Record list:
* BEGIN *

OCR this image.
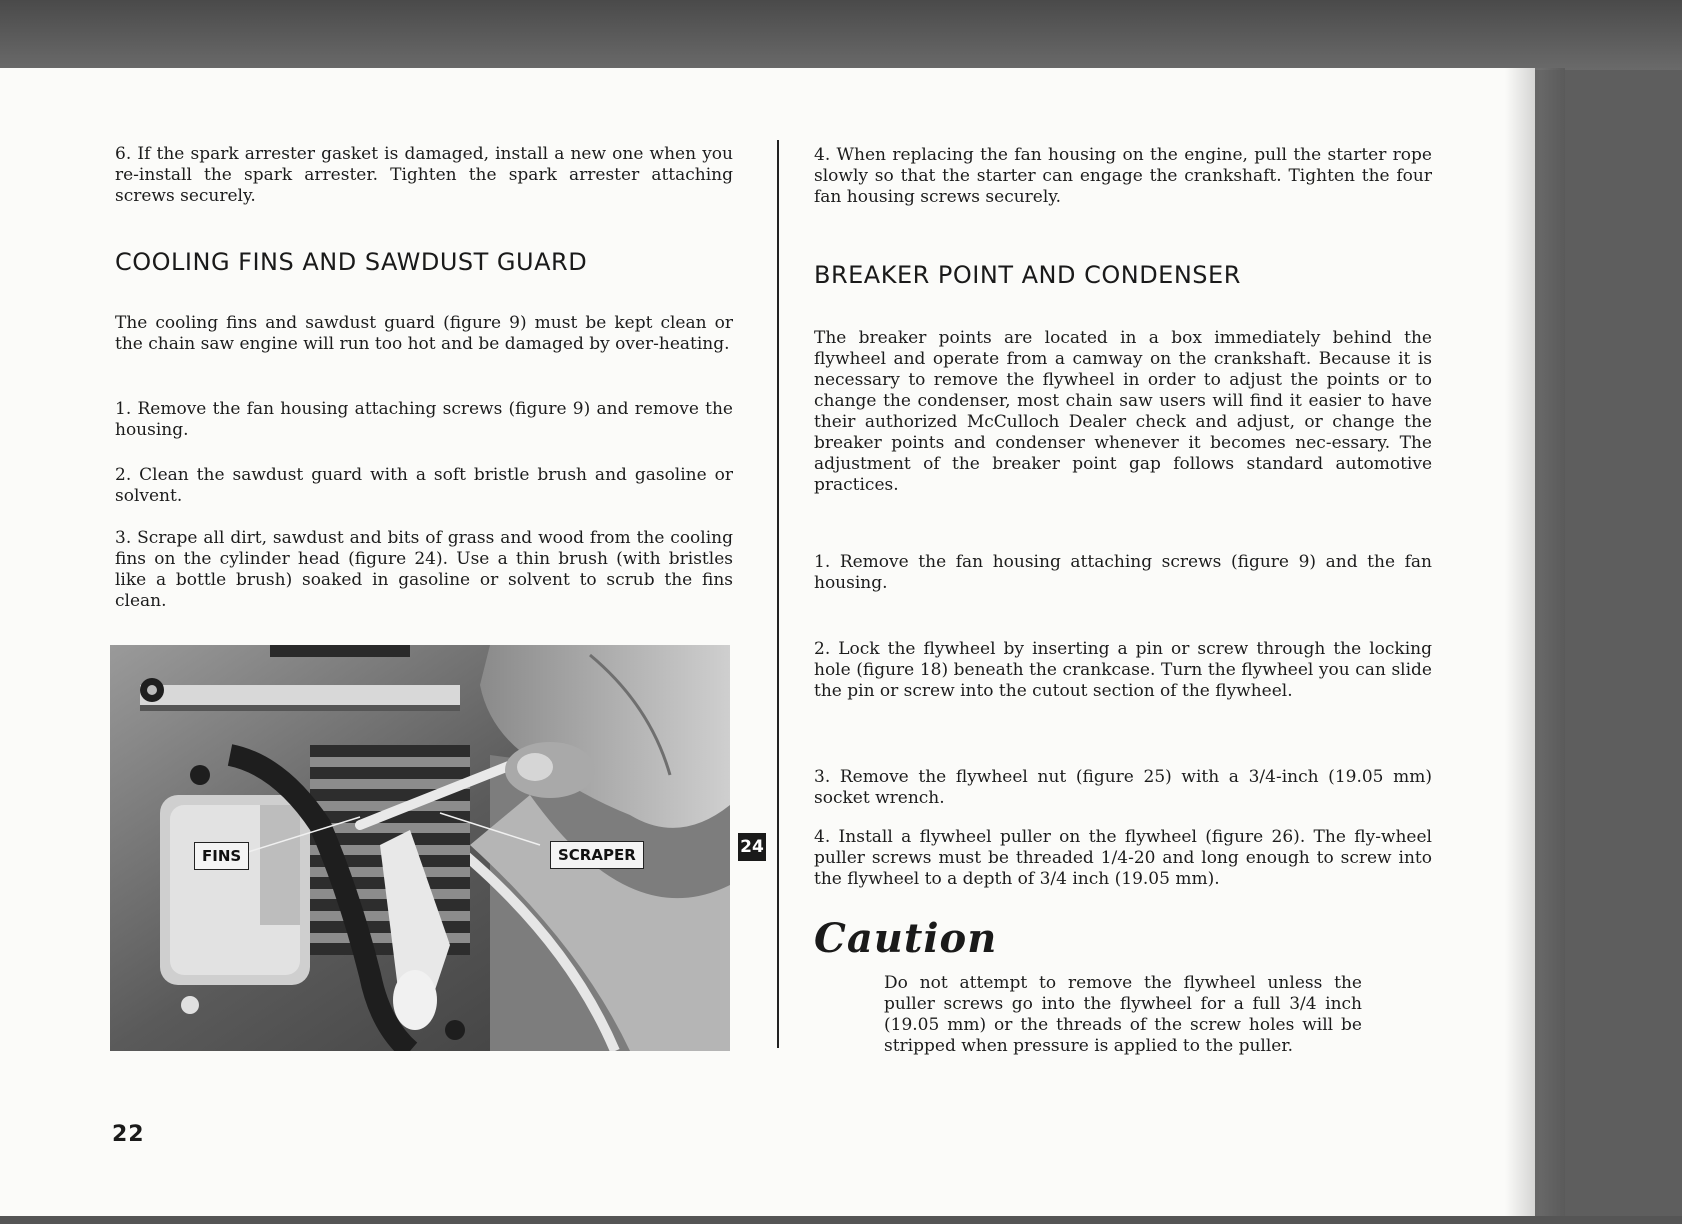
6. If the spark arrester gasket is damaged, install a new one when you re-install the spark arrester. Tighten the spark arrester attaching screws securely.

COOLING FINS AND SAWDUST GUARD

The cooling fins and sawdust guard (figure 9) must be kept clean or the chain saw engine will run too hot and be damaged by over-heating.

1. Remove the fan housing attaching screws (figure 9) and remove the housing.

2. Clean the sawdust guard with a soft bristle brush and gasoline or solvent.

3. Scrape all dirt, sawdust and bits of grass and wood from the cooling fins on the cylinder head (figure 24). Use a thin brush (with bristles like a bottle brush) soaked in gasoline or solvent to scrub the fins clean.

FINS	SCRAPER	24

4. When replacing the fan housing on the engine, pull the starter rope slowly so that the starter can engage the crankshaft. Tighten the four fan housing screws securely.

BREAKER POINT AND CONDENSER

The breaker points are located in a box immediately behind the flywheel and operate from a camway on the crankshaft. Because it is necessary to remove the flywheel in order to adjust the points or to change the condenser, most chain saw users will find it easier to have their authorized McCulloch Dealer check and adjust, or change the breaker points and condenser whenever it becomes nec-essary. The adjustment of the breaker point gap follows standard automotive practices.

1. Remove the fan housing attaching screws (figure 9) and the fan housing.

2. Lock the flywheel by inserting a pin or screw through the locking hole (figure 18) beneath the crankcase. Turn the flywheel you can slide the pin or screw into the cutout section of the flywheel.

3. Remove the flywheel nut (figure 25) with a 3/4-inch (19.05 mm) socket wrench.

4. Install a flywheel puller on the flywheel (figure 26). The fly-wheel puller screws must be threaded 1/4-20 and long enough to screw into the flywheel to a depth of 3/4 inch (19.05 mm).

Caution

Do not attempt to remove the flywheel unless the puller screws go into the flywheel for a full 3/4 inch (19.05 mm) or the threads of the screw holes will be stripped when pressure is applied to the puller.

22
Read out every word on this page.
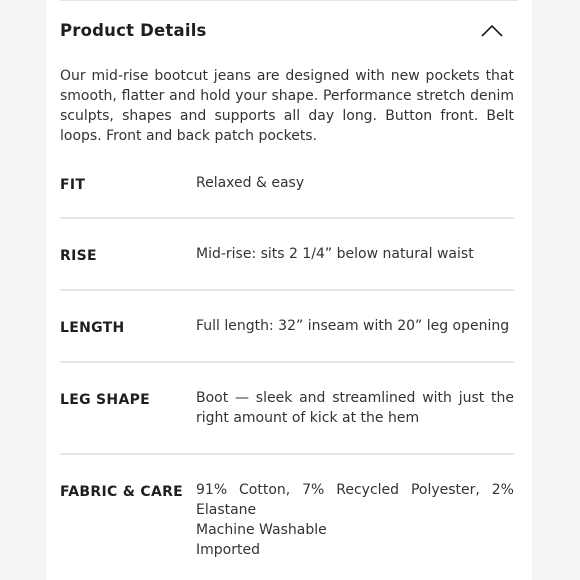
Product Details
Our mid-rise bootcut jeans are designed with new pockets that smooth, flatter and hold your shape. Performance stretch denim sculpts, shapes and supports all day long. Button front. Belt loops. Front and back patch pockets.
FIT	Relaxed & easy
RISE	Mid-rise: sits 2 1/4” below natural waist
LENGTH	Full length: 32” inseam with 20” leg opening
LEG SHAPE	Boot — sleek and streamlined with just the right amount of kick at the hem
FABRIC & CARE 91% Cotton, 7% Recycled Polyester, 2% Elastane
Machine Washable
Imported
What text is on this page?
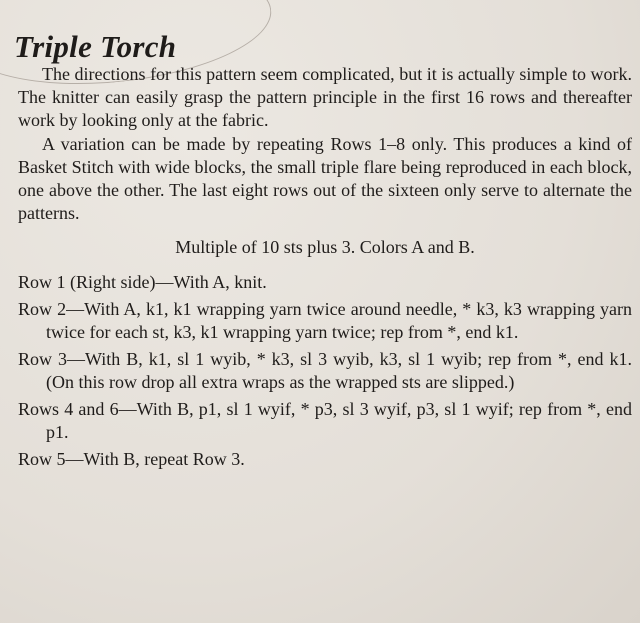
Triple Torch

The directions for this pattern seem complicated, but it is actually simple to work. The knitter can easily grasp the pattern principle in the first 16 rows and thereafter work by looking only at the fabric.

A variation can be made by repeating Rows 1–8 only. This produces a kind of Basket Stitch with wide blocks, the small triple flare being reproduced in each block, one above the other. The last eight rows out of the sixteen only serve to alternate the patterns.

Multiple of 10 sts plus 3. Colors A and B.

Row 1 (Right side)—With A, knit.

Row 2—With A, k1, k1 wrapping yarn twice around needle, * k3, k3 wrapping yarn twice for each st, k3, k1 wrapping yarn twice; rep from *, end k1.

Row 3—With B, k1, sl 1 wyib, * k3, sl 3 wyib, k3, sl 1 wyib; rep from *, end k1. (On this row drop all extra wraps as the wrapped sts are slipped.)

Rows 4 and 6—With B, p1, sl 1 wyif, * p3, sl 3 wyif, p3, sl 1 wyif; rep from *, end p1.

Row 5—With B, repeat Row 3.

* END *

Look through the data above. Each line containing the word "damaged" needs to be copied.

Solution for this exercise:
6. If the spark arrester gasket is damaged, install a new one when you re-install the spark arrester. Tighten the spark arrester attaching screws securely.
The cooling fins and sawdust guard (figure 9) must be kept clean or the chain saw engine will run too hot and be damaged by over-heating.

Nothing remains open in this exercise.